[Figure collection entries]
___
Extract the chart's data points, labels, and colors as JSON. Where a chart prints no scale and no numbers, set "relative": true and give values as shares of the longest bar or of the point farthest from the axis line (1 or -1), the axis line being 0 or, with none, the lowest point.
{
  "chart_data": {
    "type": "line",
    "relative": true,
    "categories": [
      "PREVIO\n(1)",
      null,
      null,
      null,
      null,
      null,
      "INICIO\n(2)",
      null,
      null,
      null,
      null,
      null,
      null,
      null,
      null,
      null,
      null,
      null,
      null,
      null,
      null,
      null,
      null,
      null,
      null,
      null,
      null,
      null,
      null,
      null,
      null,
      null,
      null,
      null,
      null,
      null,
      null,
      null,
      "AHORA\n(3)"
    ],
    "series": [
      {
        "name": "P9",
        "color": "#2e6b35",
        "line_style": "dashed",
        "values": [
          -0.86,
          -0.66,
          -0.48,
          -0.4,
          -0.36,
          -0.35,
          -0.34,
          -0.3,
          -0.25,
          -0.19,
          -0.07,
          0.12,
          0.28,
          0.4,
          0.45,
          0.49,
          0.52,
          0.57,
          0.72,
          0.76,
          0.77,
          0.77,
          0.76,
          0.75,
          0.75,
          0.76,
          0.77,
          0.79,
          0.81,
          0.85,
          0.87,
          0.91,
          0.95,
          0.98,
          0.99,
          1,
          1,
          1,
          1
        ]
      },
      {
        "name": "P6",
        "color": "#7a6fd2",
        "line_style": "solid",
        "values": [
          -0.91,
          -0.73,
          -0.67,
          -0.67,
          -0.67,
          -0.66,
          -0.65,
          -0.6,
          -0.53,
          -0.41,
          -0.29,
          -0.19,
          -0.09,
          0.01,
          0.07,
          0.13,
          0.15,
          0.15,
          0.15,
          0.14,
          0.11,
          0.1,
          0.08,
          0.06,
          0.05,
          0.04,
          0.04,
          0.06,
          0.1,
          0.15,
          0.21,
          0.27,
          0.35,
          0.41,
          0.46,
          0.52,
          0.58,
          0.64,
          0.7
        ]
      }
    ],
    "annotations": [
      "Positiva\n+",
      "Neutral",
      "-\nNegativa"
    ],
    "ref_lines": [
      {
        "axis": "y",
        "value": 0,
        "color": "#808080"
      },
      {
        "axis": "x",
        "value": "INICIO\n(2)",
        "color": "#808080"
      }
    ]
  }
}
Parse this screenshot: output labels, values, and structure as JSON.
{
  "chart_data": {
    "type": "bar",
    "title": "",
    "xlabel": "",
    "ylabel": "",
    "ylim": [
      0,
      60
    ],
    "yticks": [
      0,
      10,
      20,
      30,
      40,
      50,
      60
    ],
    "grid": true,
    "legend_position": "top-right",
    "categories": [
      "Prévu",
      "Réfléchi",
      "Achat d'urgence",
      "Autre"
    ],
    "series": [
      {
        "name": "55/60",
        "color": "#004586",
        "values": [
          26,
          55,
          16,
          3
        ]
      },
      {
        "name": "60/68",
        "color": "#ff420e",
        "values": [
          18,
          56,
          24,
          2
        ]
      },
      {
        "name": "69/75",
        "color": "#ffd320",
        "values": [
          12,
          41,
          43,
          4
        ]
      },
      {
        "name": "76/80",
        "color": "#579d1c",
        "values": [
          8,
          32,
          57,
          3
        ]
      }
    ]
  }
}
___
[Short problem] Each record above should be repeated exactly as it appears.

[Answer to this problem]
Extract the chart's data points, labels, and colors as JSON. Where a chart prints no scale and no numbers, set "relative": true and give values as shares of the longest bar or of the point farthest from the axis line (1 or -1), the axis line being 0 or, with none, the lowest point.
{
  "chart_data": {
    "type": "line",
    "relative": true,
    "categories": [
      "PREVIO\n(1)",
      null,
      null,
      null,
      null,
      null,
      "INICIO\n(2)",
      null,
      null,
      null,
      null,
      null,
      null,
      null,
      null,
      null,
      null,
      null,
      null,
      null,
      null,
      null,
      null,
      null,
      null,
      null,
      null,
      null,
      null,
      null,
      null,
      null,
      null,
      null,
      null,
      null,
      null,
      null,
      "AHORA\n(3)"
    ],
    "series": [
      {
        "name": "P9",
        "color": "#2e6b35",
        "line_style": "dashed",
        "values": [
          -0.86,
          -0.66,
          -0.48,
          -0.4,
          -0.36,
          -0.35,
          -0.34,
          -0.3,
          -0.25,
          -0.19,
          -0.07,
          0.12,
          0.28,
          0.4,
          0.45,
          0.49,
          0.52,
          0.57,
          0.72,
          0.76,
          0.77,
          0.77,
          0.76,
          0.75,
          0.75,
          0.76,
          0.77,
          0.79,
          0.81,
          0.85,
          0.87,
          0.91,
          0.95,
          0.98,
          0.99,
          1,
          1,
          1,
          1
        ]
      },
      {
        "name": "P6",
        "color": "#7a6fd2",
        "line_style": "solid",
        "values": [
          -0.91,
          -0.73,
          -0.67,
          -0.67,
          -0.67,
          -0.66,
          -0.65,
          -0.6,
          -0.53,
          -0.41,
          -0.29,
          -0.19,
          -0.09,
          0.01,
          0.07,
          0.13,
          0.15,
          0.15,
          0.15,
          0.14,
          0.11,
          0.1,
          0.08,
          0.06,
          0.05,
          0.04,
          0.04,
          0.06,
          0.1,
          0.15,
          0.21,
          0.27,
          0.35,
          0.41,
          0.46,
          0.52,
          0.58,
          0.64,
          0.7
        ]
      }
    ],
    "annotations": [
      "Positiva\n+",
      "Neutral",
      "-\nNegativa"
    ],
    "ref_lines": [
      {
        "axis": "y",
        "value": 0,
        "color": "#808080"
      },
      {
        "axis": "x",
        "value": "INICIO\n(2)",
        "color": "#808080"
      }
    ]
  }
}
Parse this screenshot: output labels, values, and structure as JSON.
{
  "chart_data": {
    "type": "bar",
    "title": "",
    "xlabel": "",
    "ylabel": "",
    "ylim": [
      0,
      60
    ],
    "yticks": [
      0,
      10,
      20,
      30,
      40,
      50,
      60
    ],
    "grid": true,
    "legend_position": "top-right",
    "categories": [
      "Prévu",
      "Réfléchi",
      "Achat d'urgence",
      "Autre"
    ],
    "series": [
      {
        "name": "55/60",
        "color": "#004586",
        "values": [
          26,
          55,
          16,
          3
        ]
      },
      {
        "name": "60/68",
        "color": "#ff420e",
        "values": [
          18,
          56,
          24,
          2
        ]
      },
      {
        "name": "69/75",
        "color": "#ffd320",
        "values": [
          12,
          41,
          43,
          4
        ]
      },
      {
        "name": "76/80",
        "color": "#579d1c",
        "values": [
          8,
          32,
          57,
          3
        ]
      }
    ]
  }
}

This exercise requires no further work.